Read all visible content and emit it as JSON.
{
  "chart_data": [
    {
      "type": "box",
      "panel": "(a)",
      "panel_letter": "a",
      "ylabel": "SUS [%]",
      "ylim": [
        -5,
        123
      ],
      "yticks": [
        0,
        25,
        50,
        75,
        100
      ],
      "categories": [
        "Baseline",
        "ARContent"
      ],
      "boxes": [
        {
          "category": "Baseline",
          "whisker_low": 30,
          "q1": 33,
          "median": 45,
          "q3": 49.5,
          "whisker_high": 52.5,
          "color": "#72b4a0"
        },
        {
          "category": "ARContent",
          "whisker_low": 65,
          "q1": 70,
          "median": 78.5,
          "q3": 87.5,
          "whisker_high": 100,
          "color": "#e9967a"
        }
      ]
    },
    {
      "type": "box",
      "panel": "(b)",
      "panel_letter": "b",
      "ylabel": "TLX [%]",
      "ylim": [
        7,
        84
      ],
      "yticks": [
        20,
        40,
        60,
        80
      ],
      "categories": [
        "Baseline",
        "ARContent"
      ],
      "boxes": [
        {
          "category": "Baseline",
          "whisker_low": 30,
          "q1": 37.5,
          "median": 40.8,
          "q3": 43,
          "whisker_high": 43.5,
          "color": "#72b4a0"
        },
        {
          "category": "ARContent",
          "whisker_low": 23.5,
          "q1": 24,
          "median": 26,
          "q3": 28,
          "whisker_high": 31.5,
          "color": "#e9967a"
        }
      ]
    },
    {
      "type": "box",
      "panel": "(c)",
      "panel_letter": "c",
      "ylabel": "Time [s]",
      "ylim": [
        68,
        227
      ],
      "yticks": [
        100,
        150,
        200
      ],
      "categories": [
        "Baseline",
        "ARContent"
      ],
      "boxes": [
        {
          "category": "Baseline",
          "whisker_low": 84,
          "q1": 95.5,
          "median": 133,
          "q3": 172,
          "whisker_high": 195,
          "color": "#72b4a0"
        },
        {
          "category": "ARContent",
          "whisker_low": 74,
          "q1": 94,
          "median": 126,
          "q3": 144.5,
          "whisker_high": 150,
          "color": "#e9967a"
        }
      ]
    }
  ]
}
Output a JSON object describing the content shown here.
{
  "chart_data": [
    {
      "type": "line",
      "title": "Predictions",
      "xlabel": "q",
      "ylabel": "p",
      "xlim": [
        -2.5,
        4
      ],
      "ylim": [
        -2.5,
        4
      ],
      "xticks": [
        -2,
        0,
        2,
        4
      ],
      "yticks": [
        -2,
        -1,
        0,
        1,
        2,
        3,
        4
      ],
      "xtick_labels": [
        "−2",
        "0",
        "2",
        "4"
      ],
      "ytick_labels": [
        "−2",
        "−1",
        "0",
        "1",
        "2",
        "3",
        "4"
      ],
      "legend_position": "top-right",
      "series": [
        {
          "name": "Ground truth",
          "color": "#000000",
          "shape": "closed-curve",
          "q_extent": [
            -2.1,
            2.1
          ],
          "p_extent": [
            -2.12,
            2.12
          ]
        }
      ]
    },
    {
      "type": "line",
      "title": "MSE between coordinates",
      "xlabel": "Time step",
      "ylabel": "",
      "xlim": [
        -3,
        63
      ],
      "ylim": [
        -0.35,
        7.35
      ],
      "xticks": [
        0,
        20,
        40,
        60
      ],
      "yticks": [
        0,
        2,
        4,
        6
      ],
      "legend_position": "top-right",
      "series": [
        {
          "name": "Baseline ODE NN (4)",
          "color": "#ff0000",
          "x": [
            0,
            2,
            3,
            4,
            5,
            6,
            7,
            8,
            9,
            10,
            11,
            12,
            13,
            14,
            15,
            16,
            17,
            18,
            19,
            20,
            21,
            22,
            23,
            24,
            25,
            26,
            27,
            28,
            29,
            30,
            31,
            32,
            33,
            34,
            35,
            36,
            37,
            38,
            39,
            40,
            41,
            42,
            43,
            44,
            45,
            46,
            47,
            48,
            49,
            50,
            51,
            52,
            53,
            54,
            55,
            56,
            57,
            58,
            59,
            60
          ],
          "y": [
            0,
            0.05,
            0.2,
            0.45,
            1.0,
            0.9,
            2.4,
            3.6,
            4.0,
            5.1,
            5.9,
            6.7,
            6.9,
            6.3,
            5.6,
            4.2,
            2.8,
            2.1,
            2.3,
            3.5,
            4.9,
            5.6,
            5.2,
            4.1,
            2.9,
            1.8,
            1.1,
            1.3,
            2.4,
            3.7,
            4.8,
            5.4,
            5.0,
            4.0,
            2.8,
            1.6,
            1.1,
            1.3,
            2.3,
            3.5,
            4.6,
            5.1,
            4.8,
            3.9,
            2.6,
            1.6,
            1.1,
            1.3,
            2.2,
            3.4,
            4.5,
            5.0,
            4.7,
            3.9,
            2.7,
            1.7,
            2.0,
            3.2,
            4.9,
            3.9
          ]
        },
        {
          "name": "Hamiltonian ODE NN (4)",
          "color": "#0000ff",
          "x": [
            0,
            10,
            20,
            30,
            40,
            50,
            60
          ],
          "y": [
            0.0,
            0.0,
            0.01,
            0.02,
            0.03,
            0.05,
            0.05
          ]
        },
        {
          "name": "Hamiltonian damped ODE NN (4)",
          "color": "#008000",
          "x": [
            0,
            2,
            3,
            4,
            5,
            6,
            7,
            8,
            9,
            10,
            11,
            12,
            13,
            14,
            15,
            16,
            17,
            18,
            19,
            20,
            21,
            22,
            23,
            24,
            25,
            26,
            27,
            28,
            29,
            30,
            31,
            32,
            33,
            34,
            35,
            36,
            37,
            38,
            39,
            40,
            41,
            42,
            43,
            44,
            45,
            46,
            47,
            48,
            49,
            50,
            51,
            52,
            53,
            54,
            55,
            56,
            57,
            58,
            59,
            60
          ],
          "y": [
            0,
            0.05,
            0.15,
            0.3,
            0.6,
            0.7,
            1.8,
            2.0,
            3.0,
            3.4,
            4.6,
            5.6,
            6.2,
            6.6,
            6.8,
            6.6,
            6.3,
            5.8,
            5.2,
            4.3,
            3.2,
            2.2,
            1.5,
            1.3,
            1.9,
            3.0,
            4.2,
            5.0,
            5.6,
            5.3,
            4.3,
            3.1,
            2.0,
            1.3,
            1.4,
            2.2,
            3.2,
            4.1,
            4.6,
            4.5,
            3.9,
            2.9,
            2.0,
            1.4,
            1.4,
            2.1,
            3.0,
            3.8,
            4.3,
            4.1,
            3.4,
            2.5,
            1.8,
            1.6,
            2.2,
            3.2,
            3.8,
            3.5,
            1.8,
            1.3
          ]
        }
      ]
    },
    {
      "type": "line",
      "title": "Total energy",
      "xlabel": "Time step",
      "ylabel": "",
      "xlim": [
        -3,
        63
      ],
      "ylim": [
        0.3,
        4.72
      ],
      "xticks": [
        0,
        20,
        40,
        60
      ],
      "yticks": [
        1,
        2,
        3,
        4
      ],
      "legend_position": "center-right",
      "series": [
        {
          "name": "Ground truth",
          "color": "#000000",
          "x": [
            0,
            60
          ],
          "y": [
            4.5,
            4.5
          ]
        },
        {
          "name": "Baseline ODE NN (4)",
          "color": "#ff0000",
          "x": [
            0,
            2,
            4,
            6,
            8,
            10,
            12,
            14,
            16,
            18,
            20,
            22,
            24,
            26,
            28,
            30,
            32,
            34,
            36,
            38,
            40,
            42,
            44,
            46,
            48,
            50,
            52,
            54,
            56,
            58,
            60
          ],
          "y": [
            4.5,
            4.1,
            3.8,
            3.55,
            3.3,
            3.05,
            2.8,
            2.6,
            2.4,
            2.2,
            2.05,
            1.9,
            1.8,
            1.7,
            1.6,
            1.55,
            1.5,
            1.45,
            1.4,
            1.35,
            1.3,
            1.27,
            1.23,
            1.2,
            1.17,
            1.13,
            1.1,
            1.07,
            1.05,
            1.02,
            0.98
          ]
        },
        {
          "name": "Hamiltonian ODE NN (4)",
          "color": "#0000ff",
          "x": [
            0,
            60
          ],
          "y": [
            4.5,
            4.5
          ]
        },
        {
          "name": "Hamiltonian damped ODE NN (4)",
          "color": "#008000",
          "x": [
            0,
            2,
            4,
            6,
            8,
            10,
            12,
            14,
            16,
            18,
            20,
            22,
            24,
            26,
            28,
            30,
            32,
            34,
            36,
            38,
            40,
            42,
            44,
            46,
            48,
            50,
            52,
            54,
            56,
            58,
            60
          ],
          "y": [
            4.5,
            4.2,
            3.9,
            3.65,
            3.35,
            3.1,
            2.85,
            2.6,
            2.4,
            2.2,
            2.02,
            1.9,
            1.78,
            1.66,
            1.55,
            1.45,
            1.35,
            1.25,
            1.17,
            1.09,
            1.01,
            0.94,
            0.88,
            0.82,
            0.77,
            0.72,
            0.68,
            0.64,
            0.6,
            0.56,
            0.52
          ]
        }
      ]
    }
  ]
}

What the task asks: Where a line contains the string "median", extract that line.

Written response:
          "median": 45,
          "median": 78.5,
          "median": 40.8,
          "median": 26,
          "median": 133,
          "median": 126,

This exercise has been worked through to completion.